Task directions:
Your task is to gather the lines below that hold the string "Ectot".

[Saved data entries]

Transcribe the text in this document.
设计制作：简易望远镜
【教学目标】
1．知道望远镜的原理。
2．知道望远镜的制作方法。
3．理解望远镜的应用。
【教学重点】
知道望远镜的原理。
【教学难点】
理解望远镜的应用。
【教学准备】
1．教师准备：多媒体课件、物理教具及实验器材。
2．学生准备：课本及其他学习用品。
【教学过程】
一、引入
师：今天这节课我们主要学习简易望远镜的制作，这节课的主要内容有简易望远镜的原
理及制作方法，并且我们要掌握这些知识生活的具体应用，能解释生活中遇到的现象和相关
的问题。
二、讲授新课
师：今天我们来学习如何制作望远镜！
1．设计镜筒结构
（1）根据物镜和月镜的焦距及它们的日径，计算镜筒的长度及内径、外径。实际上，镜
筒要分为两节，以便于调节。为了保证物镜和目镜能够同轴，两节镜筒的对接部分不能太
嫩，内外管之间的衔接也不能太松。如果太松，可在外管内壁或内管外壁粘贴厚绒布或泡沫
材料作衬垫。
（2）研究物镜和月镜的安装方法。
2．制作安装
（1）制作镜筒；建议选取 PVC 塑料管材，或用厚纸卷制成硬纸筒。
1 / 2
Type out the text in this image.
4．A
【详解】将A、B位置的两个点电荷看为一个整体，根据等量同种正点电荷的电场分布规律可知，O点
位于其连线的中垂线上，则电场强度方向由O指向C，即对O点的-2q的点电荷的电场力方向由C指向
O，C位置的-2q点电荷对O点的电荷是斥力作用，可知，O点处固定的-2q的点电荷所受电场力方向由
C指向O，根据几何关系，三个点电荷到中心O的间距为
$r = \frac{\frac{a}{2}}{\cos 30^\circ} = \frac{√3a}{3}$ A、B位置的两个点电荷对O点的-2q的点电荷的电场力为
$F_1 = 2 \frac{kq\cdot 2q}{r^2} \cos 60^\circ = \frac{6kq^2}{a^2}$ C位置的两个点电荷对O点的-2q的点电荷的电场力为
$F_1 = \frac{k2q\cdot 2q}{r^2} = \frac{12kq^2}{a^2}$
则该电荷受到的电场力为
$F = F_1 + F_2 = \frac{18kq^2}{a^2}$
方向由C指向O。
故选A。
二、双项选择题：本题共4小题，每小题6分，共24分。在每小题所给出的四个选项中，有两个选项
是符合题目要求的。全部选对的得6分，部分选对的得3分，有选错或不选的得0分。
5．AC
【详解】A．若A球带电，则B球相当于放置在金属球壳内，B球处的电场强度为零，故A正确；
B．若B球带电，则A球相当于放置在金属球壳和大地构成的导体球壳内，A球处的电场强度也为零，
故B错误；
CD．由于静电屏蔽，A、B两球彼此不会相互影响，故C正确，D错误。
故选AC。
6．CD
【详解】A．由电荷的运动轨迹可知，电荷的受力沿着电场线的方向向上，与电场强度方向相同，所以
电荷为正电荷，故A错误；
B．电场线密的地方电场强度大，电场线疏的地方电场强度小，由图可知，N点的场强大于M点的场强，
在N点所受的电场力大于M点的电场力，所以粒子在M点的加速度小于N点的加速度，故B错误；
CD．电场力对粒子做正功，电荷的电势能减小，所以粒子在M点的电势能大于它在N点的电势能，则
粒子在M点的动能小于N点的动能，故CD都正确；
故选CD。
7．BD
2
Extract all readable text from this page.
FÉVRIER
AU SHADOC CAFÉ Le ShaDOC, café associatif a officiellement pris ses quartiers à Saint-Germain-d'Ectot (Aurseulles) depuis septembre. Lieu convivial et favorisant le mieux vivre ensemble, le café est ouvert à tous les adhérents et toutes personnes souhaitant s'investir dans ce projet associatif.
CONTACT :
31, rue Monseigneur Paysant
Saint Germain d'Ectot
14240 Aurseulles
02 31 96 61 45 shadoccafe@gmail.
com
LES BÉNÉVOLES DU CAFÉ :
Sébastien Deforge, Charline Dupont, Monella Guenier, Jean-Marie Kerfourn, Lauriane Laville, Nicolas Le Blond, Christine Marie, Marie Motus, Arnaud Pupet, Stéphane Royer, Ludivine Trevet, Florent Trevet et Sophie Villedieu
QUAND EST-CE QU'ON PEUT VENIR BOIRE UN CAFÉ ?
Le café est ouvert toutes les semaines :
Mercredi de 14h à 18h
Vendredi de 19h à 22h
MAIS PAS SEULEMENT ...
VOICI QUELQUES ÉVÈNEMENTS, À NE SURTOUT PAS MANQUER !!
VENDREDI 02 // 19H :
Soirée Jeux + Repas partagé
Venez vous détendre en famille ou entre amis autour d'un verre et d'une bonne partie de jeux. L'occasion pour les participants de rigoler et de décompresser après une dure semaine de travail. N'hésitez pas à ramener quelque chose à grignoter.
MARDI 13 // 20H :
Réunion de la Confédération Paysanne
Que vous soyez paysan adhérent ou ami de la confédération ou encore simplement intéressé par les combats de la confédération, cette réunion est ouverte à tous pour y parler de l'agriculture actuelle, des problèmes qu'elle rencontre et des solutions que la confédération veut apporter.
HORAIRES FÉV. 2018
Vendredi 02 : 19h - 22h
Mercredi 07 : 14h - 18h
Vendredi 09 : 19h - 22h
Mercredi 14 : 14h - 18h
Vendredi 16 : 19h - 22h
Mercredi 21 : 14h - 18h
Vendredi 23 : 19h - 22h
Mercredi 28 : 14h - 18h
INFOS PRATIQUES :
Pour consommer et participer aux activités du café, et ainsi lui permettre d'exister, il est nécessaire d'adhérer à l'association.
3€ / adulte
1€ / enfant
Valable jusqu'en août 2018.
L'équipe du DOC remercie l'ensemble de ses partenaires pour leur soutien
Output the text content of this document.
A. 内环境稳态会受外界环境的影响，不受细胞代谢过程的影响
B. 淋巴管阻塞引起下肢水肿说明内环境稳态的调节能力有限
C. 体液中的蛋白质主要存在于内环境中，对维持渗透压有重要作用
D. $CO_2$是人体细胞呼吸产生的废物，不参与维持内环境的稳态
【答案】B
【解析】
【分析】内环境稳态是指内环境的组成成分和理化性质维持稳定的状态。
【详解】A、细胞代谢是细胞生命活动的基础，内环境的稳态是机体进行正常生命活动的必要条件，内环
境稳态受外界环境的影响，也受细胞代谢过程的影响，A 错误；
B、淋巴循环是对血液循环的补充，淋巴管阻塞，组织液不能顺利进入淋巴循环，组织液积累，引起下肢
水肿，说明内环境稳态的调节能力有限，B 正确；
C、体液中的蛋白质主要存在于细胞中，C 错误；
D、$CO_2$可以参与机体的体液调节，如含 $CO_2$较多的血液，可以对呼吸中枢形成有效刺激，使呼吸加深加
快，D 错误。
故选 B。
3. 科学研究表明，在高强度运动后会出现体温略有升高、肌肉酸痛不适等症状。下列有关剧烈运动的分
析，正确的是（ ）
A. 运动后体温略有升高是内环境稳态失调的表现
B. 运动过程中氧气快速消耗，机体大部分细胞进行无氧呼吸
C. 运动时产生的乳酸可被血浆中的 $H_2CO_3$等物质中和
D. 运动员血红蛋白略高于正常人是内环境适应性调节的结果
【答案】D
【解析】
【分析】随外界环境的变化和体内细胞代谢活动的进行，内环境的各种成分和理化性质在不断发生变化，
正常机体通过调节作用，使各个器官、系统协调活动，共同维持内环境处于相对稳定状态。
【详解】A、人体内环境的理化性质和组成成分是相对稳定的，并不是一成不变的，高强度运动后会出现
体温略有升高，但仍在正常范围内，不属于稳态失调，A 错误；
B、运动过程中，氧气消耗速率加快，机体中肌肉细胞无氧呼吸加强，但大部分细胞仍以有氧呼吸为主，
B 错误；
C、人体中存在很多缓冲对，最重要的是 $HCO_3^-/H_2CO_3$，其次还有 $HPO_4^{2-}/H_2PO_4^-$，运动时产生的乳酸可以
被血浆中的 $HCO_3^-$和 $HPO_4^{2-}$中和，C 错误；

Answer below:
AU SHADOC CAFÉ Le ShaDOC, café associatif a officiellement pris ses quartiers à Saint-Germain-d'Ectot (Aurseulles) depuis septembre. Lieu convivial et favorisant le mieux vivre ensemble, le café est ouvert à tous les adhérents et toutes personnes souhaitant s'investir dans ce projet associatif.
Saint Germain d'Ectot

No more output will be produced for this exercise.